# start of Data for this exercise

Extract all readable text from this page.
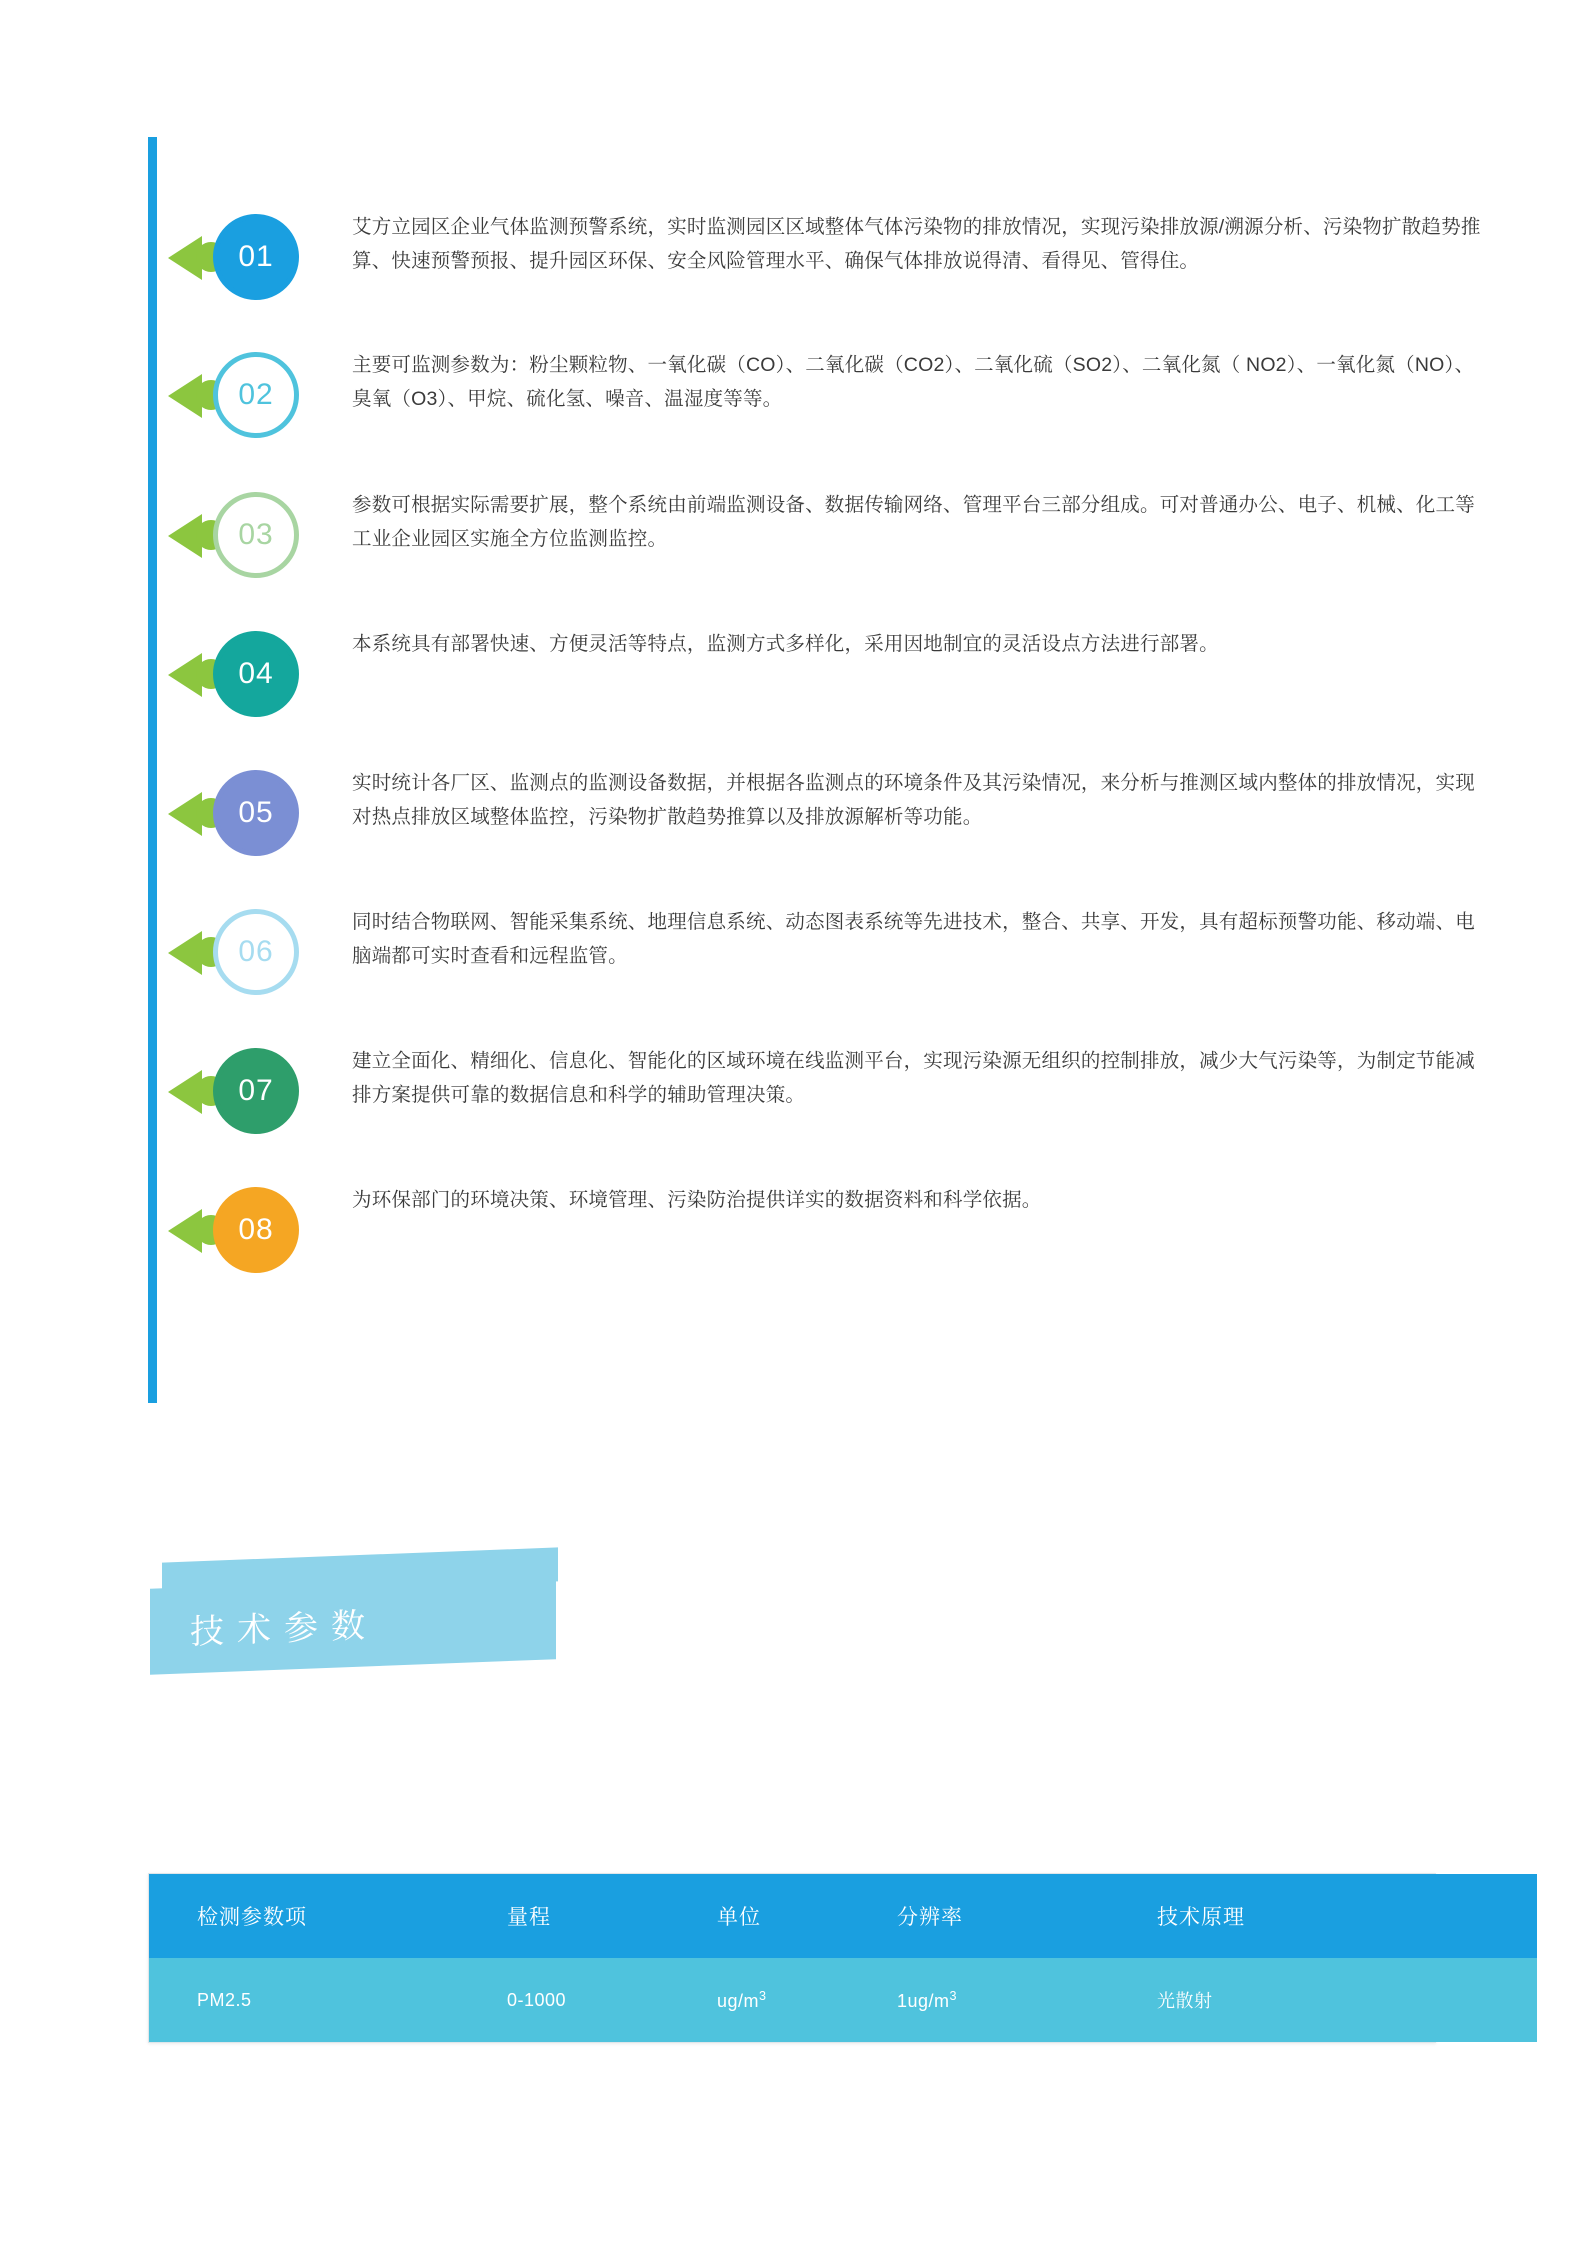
01
艾方立园区企业气体监测预警系统，实时监测园区区域整体气体污染物的排放情况，实现污染排放源/溯源分析、污染物扩散趋势推算、快速预警预报、提升园区环保、安全风险管理水平、确保气体排放说得清、看得见、管得住。
02
主要可监测参数为：粉尘颗粒物、一氧化碳（CO）、二氧化碳（CO2）、二氧化硫（SO2）、二氧化氮（ NO2）、一氧化氮（NO）、臭氧（O3）、甲烷、硫化氢、噪音、温湿度等等。
03
参数可根据实际需要扩展，整个系统由前端监测设备、数据传输网络、管理平台三部分组成。可对普通办公、电子、机械、化工等工业企业园区实施全方位监测监控。
04
本系统具有部署快速、方便灵活等特点，监测方式多样化，采用因地制宜的灵活设点方法进行部署。
05
实时统计各厂区、监测点的监测设备数据，并根据各监测点的环境条件及其污染情况，来分析与推测区域内整体的排放情况，实现对热点排放区域整体监控，污染物扩散趋势推算以及排放源解析等功能。
06
同时结合物联网、智能采集系统、地理信息系统、动态图表系统等先进技术，整合、共享、开发，具有超标预警功能、移动端、电脑端都可实时查看和远程监管。
07
建立全面化、精细化、信息化、智能化的区域环境在线监测平台，实现污染源无组织的控制排放，减少大气污染等，为制定节能减排方案提供可靠的数据信息和科学的辅助管理决策。
08
为环保部门的环境决策、环境管理、污染防治提供详实的数据资料和科学依据。
技术参数
检测参数项	量程	单位	分辨率	技术原理
PM2.5	0-1000	$ug/m^3$	$1ug/m^3$	光散射
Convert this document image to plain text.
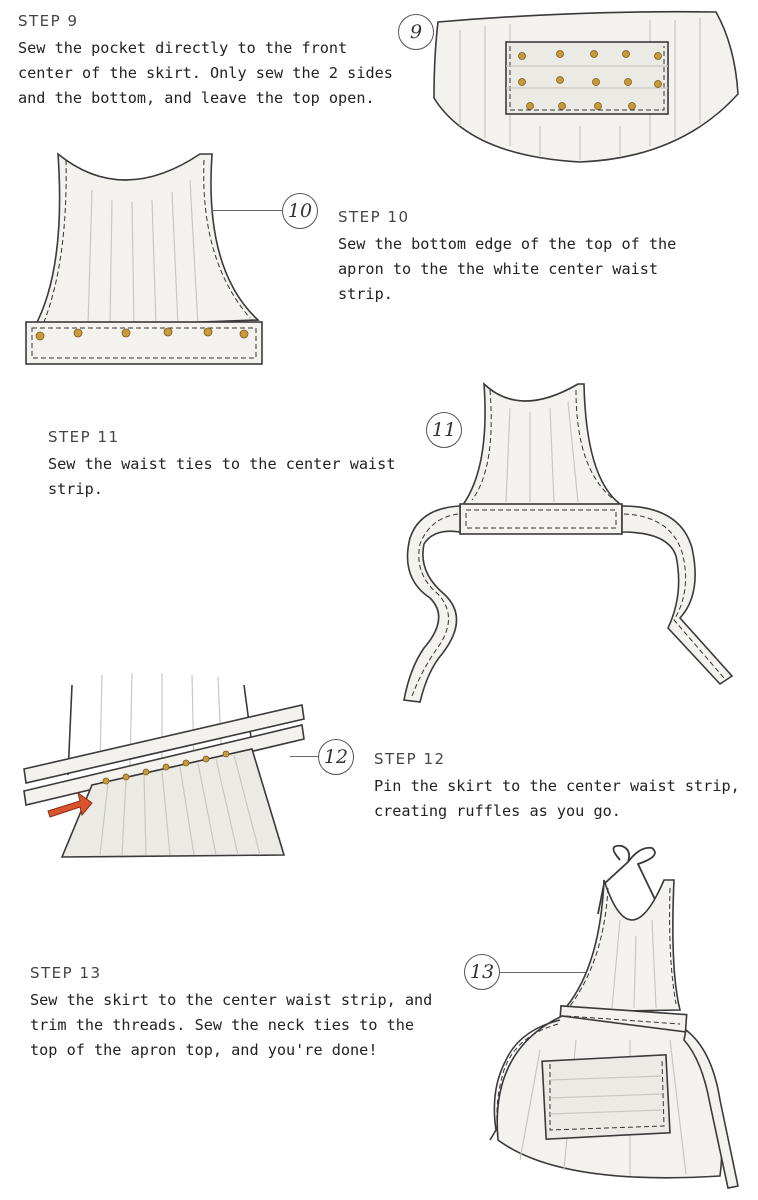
STEP 9

Sew the pocket directly to the front center of the skirt. Only sew the 2 sides and the bottom, and leave the top open.

9
10	STEP 10

Sew the bottom edge of the top of the apron to the the white center waist strip.

STEP 11

Sew the waist ties to the center waist strip.

11
12	STEP 12

Pin the skirt to the center waist strip, creating ruffles as you go.

STEP 13

Sew the skirt to the center waist strip, and trim the threads. Sew the neck ties to the top of the apron top, and you're done!

13
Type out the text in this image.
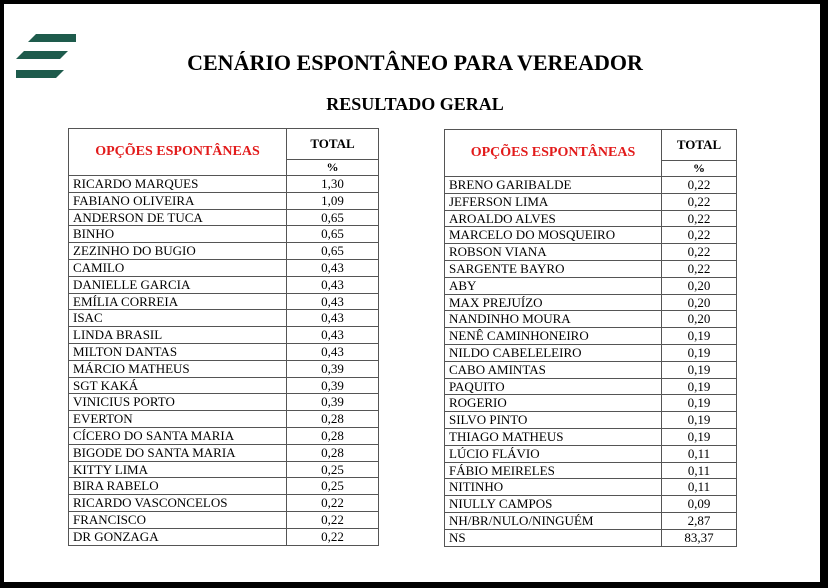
CENÁRIO ESPONTÂNEO PARA VEREADOR
RESULTADO GERAL
OPÇÕES ESPONTÂNEAS	TOTAL
	%
RICARDO MARQUES	1,30
FABIANO OLIVEIRA	1,09
ANDERSON DE TUCA	0,65
BINHO	0,65
ZEZINHO DO BUGIO	0,65
CAMILO	0,43
DANIELLE GARCIA	0,43
EMÍLIA CORREIA	0,43
ISAC	0,43
LINDA BRASIL	0,43
MILTON DANTAS	0,43
MÁRCIO MATHEUS	0,39
SGT KAKÁ	0,39
VINICIUS PORTO	0,39
EVERTON	0,28
CÍCERO DO SANTA MARIA	0,28
BIGODE DO SANTA MARIA	0,28
KITTY LIMA	0,25
BIRA RABELO	0,25
RICARDO VASCONCELOS	0,22
FRANCISCO	0,22
DR GONZAGA	0,22
OPÇÕES ESPONTÂNEAS	TOTAL
	%
BRENO GARIBALDE	0,22
JEFERSON LIMA	0,22
AROALDO ALVES	0,22
MARCELO DO MOSQUEIRO	0,22
ROBSON VIANA	0,22
SARGENTE BAYRO	0,22
ABY	0,20
MAX PREJUÍZO	0,20
NANDINHO MOURA	0,20
NENÊ CAMINHONEIRO	0,19
NILDO CABELELEIRO	0,19
CABO AMINTAS	0,19
PAQUITO	0,19
ROGERIO	0,19
SILVO PINTO	0,19
THIAGO MATHEUS	0,19
LÚCIO FLÁVIO	0,11
FÁBIO MEIRELES	0,11
NITINHO	0,11
NIULLY CAMPOS	0,09
NH/BR/NULO/NINGUÉM	2,87
NS	83,37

# end of Data for this exercise

Without including any pictures, output all the entries above exactly.

Solution to this exercise:
Extract all readable text from this page.
01
艾方立园区企业气体监测预警系统，实时监测园区区域整体气体污染物的排放情况，实现污染排放源/溯源分析、污染物扩散趋势推算、快速预警预报、提升园区环保、安全风险管理水平、确保气体排放说得清、看得见、管得住。
02
主要可监测参数为：粉尘颗粒物、一氧化碳（CO）、二氧化碳（CO2）、二氧化硫（SO2）、二氧化氮（ NO2）、一氧化氮（NO）、臭氧（O3）、甲烷、硫化氢、噪音、温湿度等等。
03
参数可根据实际需要扩展，整个系统由前端监测设备、数据传输网络、管理平台三部分组成。可对普通办公、电子、机械、化工等工业企业园区实施全方位监测监控。
04
本系统具有部署快速、方便灵活等特点，监测方式多样化，采用因地制宜的灵活设点方法进行部署。
05
实时统计各厂区、监测点的监测设备数据，并根据各监测点的环境条件及其污染情况，来分析与推测区域内整体的排放情况，实现对热点排放区域整体监控，污染物扩散趋势推算以及排放源解析等功能。
06
同时结合物联网、智能采集系统、地理信息系统、动态图表系统等先进技术，整合、共享、开发，具有超标预警功能、移动端、电脑端都可实时查看和远程监管。
07
建立全面化、精细化、信息化、智能化的区域环境在线监测平台，实现污染源无组织的控制排放，减少大气污染等，为制定节能减排方案提供可靠的数据信息和科学的辅助管理决策。
08
为环保部门的环境决策、环境管理、污染防治提供详实的数据资料和科学依据。
技术参数
检测参数项	量程	单位	分辨率	技术原理
PM2.5	0-1000	$ug/m^3$	$1ug/m^3$	光散射
Convert this document image to plain text.
STEP 9

Sew the pocket directly to the front center of the skirt. Only sew the 2 sides and the bottom, and leave the top open.

9
10	STEP 10

Sew the bottom edge of the top of the apron to the the white center waist strip.

STEP 11

Sew the waist ties to the center waist strip.

11
12	STEP 12

Pin the skirt to the center waist strip, creating ruffles as you go.

STEP 13

Sew the skirt to the center waist strip, and trim the threads. Sew the neck ties to the top of the apron top, and you're done!

13
Type out the text in this image.
CENÁRIO ESPONTÂNEO PARA VEREADOR
RESULTADO GERAL
OPÇÕES ESPONTÂNEAS	TOTAL
	%
RICARDO MARQUES	1,30
FABIANO OLIVEIRA	1,09
ANDERSON DE TUCA	0,65
BINHO	0,65
ZEZINHO DO BUGIO	0,65
CAMILO	0,43
DANIELLE GARCIA	0,43
EMÍLIA CORREIA	0,43
ISAC	0,43
LINDA BRASIL	0,43
MILTON DANTAS	0,43
MÁRCIO MATHEUS	0,39
SGT KAKÁ	0,39
VINICIUS PORTO	0,39
EVERTON	0,28
CÍCERO DO SANTA MARIA	0,28
BIGODE DO SANTA MARIA	0,28
KITTY LIMA	0,25
BIRA RABELO	0,25
RICARDO VASCONCELOS	0,22
FRANCISCO	0,22
DR GONZAGA	0,22
OPÇÕES ESPONTÂNEAS	TOTAL
	%
BRENO GARIBALDE	0,22
JEFERSON LIMA	0,22
AROALDO ALVES	0,22
MARCELO DO MOSQUEIRO	0,22
ROBSON VIANA	0,22
SARGENTE BAYRO	0,22
ABY	0,20
MAX PREJUÍZO	0,20
NANDINHO MOURA	0,20
NENÊ CAMINHONEIRO	0,19
NILDO CABELELEIRO	0,19
CABO AMINTAS	0,19
PAQUITO	0,19
ROGERIO	0,19
SILVO PINTO	0,19
THIAGO MATHEUS	0,19
LÚCIO FLÁVIO	0,11
FÁBIO MEIRELES	0,11
NITINHO	0,11
NIULLY CAMPOS	0,09
NH/BR/NULO/NINGUÉM	2,87
NS	83,37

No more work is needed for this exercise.